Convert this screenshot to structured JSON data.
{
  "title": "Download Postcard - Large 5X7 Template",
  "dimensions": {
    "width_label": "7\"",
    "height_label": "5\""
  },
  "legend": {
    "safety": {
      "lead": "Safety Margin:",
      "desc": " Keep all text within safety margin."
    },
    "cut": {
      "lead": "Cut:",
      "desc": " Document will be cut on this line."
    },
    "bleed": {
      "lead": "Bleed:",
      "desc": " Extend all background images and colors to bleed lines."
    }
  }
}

══════

All of the material must be reproduced exactly.

Convert this screenshot to structured JSON data.
{
  "title": "Download Postcard - Large 5X7 Template",
  "dimensions": {
    "width_label": "7\"",
    "height_label": "5\""
  },
  "legend": {
    "safety": {
      "lead": "Safety Margin:",
      "desc": " Keep all text within safety margin."
    },
    "cut": {
      "lead": "Cut:",
      "desc": " Document will be cut on this line."
    },
    "bleed": {
      "lead": "Bleed:",
      "desc": " Extend all background images and colors to bleed lines."
    }
  }
}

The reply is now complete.